Challenge:
Of the lines in the records that follow, how many include the word "Bränd"? Answer with a bare number.

Data rows:

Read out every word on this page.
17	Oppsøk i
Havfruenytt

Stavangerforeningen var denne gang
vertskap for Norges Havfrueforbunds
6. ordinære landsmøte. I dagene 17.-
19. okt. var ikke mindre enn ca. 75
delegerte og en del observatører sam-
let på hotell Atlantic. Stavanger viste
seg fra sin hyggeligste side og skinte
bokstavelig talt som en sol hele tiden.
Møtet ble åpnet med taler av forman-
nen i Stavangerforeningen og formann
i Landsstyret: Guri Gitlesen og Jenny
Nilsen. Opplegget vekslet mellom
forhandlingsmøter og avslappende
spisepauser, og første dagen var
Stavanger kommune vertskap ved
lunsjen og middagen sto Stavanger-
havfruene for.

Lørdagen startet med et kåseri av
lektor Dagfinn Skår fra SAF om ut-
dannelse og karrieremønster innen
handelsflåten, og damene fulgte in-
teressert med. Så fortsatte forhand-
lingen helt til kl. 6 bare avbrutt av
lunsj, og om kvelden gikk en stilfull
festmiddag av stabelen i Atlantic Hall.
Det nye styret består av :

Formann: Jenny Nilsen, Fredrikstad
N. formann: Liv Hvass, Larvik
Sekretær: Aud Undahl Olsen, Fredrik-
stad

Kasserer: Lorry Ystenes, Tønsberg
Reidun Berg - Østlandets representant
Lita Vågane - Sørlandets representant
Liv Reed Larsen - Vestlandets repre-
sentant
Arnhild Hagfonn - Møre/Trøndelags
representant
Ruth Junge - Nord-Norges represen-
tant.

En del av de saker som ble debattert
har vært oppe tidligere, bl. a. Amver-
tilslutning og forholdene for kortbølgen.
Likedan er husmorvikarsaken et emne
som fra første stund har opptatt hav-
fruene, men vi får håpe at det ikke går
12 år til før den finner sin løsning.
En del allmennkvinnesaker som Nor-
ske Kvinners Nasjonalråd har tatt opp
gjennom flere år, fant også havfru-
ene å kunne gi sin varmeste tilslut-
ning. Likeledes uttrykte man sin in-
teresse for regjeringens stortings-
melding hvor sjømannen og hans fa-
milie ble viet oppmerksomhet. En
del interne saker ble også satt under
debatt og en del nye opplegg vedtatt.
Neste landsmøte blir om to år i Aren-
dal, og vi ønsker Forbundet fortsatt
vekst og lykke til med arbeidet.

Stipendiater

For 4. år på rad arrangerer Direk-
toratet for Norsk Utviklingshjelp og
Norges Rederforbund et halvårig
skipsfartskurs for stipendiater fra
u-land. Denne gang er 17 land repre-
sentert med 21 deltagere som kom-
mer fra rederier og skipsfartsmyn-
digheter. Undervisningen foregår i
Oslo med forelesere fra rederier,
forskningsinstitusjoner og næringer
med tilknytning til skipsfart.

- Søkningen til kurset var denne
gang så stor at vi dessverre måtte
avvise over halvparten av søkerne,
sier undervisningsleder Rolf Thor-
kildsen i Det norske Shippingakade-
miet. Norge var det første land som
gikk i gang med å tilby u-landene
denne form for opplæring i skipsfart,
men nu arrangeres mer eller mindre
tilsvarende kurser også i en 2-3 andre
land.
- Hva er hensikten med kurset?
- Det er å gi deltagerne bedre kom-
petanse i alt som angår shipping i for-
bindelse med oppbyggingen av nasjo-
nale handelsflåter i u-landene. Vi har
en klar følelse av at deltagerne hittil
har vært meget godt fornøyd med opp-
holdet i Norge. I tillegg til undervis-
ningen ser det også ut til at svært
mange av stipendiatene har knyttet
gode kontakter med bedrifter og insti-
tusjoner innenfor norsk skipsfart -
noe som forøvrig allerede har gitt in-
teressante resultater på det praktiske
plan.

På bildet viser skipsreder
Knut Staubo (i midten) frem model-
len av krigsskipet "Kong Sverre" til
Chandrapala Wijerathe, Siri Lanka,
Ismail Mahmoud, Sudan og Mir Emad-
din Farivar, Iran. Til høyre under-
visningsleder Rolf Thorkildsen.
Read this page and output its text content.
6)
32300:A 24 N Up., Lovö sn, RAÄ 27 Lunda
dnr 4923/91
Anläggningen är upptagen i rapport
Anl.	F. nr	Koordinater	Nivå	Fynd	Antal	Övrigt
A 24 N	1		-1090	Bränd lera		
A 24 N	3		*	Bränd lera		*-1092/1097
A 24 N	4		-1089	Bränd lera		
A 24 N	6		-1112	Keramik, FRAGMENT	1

The output:
3